• REQUIREMENT
Print the complete set of entries exactly.

########################################

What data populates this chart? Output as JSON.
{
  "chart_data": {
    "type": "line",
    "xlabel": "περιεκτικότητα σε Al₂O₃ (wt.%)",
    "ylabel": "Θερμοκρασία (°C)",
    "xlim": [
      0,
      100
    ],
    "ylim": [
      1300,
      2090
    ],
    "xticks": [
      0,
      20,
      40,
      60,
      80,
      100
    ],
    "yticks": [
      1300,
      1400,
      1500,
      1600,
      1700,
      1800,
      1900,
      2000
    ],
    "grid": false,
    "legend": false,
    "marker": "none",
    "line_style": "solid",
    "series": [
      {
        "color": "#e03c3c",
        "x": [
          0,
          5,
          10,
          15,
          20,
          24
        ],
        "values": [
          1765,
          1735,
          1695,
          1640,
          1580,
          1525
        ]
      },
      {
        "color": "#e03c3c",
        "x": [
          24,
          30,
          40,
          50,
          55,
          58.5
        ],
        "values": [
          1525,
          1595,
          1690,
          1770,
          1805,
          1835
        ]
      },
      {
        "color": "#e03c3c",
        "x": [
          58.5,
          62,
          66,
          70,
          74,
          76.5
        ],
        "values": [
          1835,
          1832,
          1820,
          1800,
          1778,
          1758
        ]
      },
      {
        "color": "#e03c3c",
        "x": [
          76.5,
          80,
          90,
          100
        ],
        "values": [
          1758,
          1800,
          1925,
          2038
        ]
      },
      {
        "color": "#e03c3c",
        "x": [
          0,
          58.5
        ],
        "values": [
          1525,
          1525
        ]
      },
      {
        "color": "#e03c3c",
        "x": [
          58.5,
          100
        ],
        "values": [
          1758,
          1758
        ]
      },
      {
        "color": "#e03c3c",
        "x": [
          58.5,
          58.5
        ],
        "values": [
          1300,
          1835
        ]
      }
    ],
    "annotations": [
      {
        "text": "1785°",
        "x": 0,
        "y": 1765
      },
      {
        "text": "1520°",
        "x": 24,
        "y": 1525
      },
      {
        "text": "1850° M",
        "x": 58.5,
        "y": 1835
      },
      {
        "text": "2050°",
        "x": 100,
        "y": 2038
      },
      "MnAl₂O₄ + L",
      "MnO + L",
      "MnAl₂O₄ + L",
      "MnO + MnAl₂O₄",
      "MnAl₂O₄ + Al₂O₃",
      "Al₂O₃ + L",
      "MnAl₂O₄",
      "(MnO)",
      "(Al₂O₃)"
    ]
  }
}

########################################

• TASK SOLUTION
What data populates this chart? Output as JSON.
{
  "chart_data": {
    "type": "line",
    "xlabel": "περιεκτικότητα σε Al₂O₃ (wt.%)",
    "ylabel": "Θερμοκρασία (°C)",
    "xlim": [
      0,
      100
    ],
    "ylim": [
      1300,
      2090
    ],
    "xticks": [
      0,
      20,
      40,
      60,
      80,
      100
    ],
    "yticks": [
      1300,
      1400,
      1500,
      1600,
      1700,
      1800,
      1900,
      2000
    ],
    "grid": false,
    "legend": false,
    "marker": "none",
    "line_style": "solid",
    "series": [
      {
        "color": "#e03c3c",
        "x": [
          0,
          5,
          10,
          15,
          20,
          24
        ],
        "values": [
          1765,
          1735,
          1695,
          1640,
          1580,
          1525
        ]
      },
      {
        "color": "#e03c3c",
        "x": [
          24,
          30,
          40,
          50,
          55,
          58.5
        ],
        "values": [
          1525,
          1595,
          1690,
          1770,
          1805,
          1835
        ]
      },
      {
        "color": "#e03c3c",
        "x": [
          58.5,
          62,
          66,
          70,
          74,
          76.5
        ],
        "values": [
          1835,
          1832,
          1820,
          1800,
          1778,
          1758
        ]
      },
      {
        "color": "#e03c3c",
        "x": [
          76.5,
          80,
          90,
          100
        ],
        "values": [
          1758,
          1800,
          1925,
          2038
        ]
      },
      {
        "color": "#e03c3c",
        "x": [
          0,
          58.5
        ],
        "values": [
          1525,
          1525
        ]
      },
      {
        "color": "#e03c3c",
        "x": [
          58.5,
          100
        ],
        "values": [
          1758,
          1758
        ]
      },
      {
        "color": "#e03c3c",
        "x": [
          58.5,
          58.5
        ],
        "values": [
          1300,
          1835
        ]
      }
    ],
    "annotations": [
      {
        "text": "1785°",
        "x": 0,
        "y": 1765
      },
      {
        "text": "1520°",
        "x": 24,
        "y": 1525
      },
      {
        "text": "1850° M",
        "x": 58.5,
        "y": 1835
      },
      {
        "text": "2050°",
        "x": 100,
        "y": 2038
      },
      "MnAl₂O₄ + L",
      "MnO + L",
      "MnAl₂O₄ + L",
      "MnO + MnAl₂O₄",
      "MnAl₂O₄ + Al₂O₃",
      "Al₂O₃ + L",
      "MnAl₂O₄",
      "(MnO)",
      "(Al₂O₃)"
    ]
  }
}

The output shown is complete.